**DOCUMENT EXCERPT:**
——

Implementing lean product management is very important to reduce waste in any form. Agile artifacts like themes, epics, and user stories create hierarchy and structure that keep product development efficient and manageable.
Agile product management is built on a set of artifacts that organize work into manageable chunks. These artifacts are not just jargon—they are the backbone of lean, efficient product development that reduces waste and keeps teams aligned.
Understanding how to use themes, epics, user stories, and tasks to structure your roadmap and backlog is critical. Without this clarity, product work becomes haphazard, priorities get lost, and teams struggle to deliver value consistently.
Agile artifacts create a hierarchy that connects strategy to execution
Lean product management uses artifacts to map big-picture goals down to day-to-day work. The key artifacts are:
- Theme: A large focus area or business objective spanning the organization.
- Epic: A sizable body of work that can be broken down into smaller pieces.
- User Story: A short requirement or request from the perspective of an end user.
- Task: A small, actionable piece of work, often technical, that can be completed within a few days.
This hierarchy helps you organize and prioritize work from strategic initiatives to tactical execution.
For example, the theme could be "Wishlist"—a feature to increase customer retention by allowing users to save items for later purchase. The epic under that theme might be "Build Wishlist Functionality," which is a big project. This epic then breaks down into user stories like "As a customer, I want to add items to my wishlist" or "As a customer, I want to view my wishlist on mobile." Each story can be further divided into tasks like UI design, backend API creation, and testing.
This structure makes the entire product development process efficient and lean.
Themes are large focus areas that span the organization
Themes are high-level business objectives that guide multiple initiatives and epics. They capture the "why" behind the work.
For example, a theme might be "Increase customer retention" or "Improve checkout conversion." Themes provide strategic context for the epics and stories underneath.
In practice, themes help align teams around common goals and ensure that all product work contributes to the bigger picture.
Epics are large bodies of work that span multiple sprints or releases
An epic is a significant chunk of functionality or a major feature set that needs to be delivered. Epics help break down themes into actionable projects.
Talvinder explains:
"Epics group more than one functionality or feature. It’s a very large task that can be divided into smaller stories and spans multiple sprints or even releases."
For instance, under the theme "Wishlist," the epic could be "Wishlist Management," which might include stories for adding items, removing items, sharing lists, and syncing across devices.
Epics provide a way to manage scope and track progress over time. They also roll up into more strategic initiatives at the portfolio level.
"Epics help teams create hierarchy and structure. Stories help teams keep track of specific details for the task at hand and can be broken down into sub-tasks."
User stories are small, negotiable requirements from the user’s perspective
User stories are the building blocks of agile development. They represent discrete pieces of user value and help keep the team focused on solving real customer problems.
A typical user story format is:
As a [user], I want [goal] so that [reason].
For example:
As a customer, I want to add items to my wishlist so that I can buy them later.
Talvinder emphasizes the importance of writing good user stories that meet the INVEST criteria:
- Independent: Can stand alone without dependencies on other stories, enabling flexible prioritization.
- Negotiable: Content can be refined through discussion and collaboration.
- Valuable: Delivers clear value to the customer or business.

——

Stored data entries:
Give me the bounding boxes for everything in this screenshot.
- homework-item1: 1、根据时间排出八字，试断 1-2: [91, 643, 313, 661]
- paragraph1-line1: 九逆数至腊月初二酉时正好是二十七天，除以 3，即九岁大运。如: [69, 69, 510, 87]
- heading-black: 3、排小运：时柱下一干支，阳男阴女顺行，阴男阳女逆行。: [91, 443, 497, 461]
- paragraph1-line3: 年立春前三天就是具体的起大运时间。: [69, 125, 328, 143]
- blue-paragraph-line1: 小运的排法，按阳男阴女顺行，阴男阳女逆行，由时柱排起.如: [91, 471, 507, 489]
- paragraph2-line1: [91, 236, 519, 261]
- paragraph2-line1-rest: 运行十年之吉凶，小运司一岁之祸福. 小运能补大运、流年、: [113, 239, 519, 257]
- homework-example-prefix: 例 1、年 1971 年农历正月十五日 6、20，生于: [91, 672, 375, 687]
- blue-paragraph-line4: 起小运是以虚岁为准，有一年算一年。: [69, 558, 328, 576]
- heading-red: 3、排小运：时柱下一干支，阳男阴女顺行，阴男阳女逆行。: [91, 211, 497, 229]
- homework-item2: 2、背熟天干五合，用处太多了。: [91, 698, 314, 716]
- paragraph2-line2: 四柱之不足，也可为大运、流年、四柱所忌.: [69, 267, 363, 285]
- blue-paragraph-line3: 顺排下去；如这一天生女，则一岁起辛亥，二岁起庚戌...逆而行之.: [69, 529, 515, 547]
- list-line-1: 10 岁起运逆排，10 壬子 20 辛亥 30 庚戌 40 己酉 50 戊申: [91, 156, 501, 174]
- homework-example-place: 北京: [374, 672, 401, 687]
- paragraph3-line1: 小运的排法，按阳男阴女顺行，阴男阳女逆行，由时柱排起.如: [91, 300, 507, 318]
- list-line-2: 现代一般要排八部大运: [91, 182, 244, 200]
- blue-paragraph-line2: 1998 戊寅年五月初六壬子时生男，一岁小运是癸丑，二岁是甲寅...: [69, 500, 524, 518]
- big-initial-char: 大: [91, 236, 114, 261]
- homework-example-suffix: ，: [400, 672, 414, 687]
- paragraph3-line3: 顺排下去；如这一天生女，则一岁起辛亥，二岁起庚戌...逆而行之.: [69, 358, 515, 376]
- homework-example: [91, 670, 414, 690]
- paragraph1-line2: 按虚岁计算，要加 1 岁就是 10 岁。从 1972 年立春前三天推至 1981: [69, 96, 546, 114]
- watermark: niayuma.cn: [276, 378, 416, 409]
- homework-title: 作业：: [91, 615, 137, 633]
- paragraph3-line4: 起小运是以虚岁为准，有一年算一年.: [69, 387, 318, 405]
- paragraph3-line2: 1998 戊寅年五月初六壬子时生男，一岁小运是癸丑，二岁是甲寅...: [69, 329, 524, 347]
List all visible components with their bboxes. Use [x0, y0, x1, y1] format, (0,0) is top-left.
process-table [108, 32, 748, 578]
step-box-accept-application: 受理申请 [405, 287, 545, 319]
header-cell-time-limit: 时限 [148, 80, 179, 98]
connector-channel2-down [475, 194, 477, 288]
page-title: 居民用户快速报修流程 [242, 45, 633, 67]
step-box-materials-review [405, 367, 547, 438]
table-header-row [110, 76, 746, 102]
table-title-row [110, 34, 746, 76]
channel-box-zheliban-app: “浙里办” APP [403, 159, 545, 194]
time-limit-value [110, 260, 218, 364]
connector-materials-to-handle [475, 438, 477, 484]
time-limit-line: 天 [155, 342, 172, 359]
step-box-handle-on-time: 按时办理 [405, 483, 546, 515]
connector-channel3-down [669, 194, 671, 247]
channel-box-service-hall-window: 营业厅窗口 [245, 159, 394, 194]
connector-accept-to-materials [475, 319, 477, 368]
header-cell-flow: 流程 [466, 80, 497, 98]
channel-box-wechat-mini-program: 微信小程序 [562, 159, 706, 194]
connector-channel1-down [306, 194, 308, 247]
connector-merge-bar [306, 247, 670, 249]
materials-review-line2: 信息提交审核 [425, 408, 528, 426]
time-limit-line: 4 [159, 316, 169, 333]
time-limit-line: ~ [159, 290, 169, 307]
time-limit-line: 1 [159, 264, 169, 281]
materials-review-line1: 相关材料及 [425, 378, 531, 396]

——

**WRITTEN TASKS:**
A) Find every line in the records that contains the string "title", treating uppercase and lowercase as different, and copy each of those lines.
B) Continue the text on agile product management artifacts, starting after its last sentence.

**RESULTS IN ORDER:**
A)
- homework-title: 作业：: [91, 615, 137, 633]
page-title: 居民用户快速报修流程 [242, 45, 633, 67]
table-title-row [110, 34, 746, 76]

B)
- Estimable: Effort and outcome can be estimated to aid planning.
- Small: Scoped small enough to be completed in a sprint.
- Testable: Clear acceptance criteria enable validation.
Good user stories act as reminders to engage with customers regularly and perform just-in-time analysis.
"User stories could be a single feature or a small group of features. EPICS are large and if not broken down can make the product development process haphazard and inefficient. It is always easier to build a larger thing from smaller building blocks. Imagine how you use the small blocks in LEGO to build a bigger structure."
Tasks are the smallest units of work that can be completed in days
Tasks break down user stories into actionable technical or design work. They are usually owned by engineers, designers, or QA.
Examples include:
- Designing the wishlist UI screen.
- Implementing the backend API for adding items.
- Writing unit tests for the wishlist feature.
Tasks should be small enough to finish in 3-4 days to maintain sprint momentum and reduce risk.
Breaking down epics into stories and tasks creates clarity and enables lean delivery
Talvinder uses the example of Windows 10 to illustrate the scale and layering:
"Windows 10 is the final software (theme). To build this, we divide it into smaller achievable epics. Now, let’s look at two of the epics — Microsoft Edge Browser and Google Chrome. To build these, what are the user stories/features you would need to build? Then these user stories can be further broken down into smaller doable tasks. Tasks that can be completed in 3-4 days."
This example shows how even massive products are manageable when decomposed into clear layers.
Epics typically span multiple sprints, sometimes multiple releases. Versions or releases are points in time where software is delivered to customers and may contain multiple epics.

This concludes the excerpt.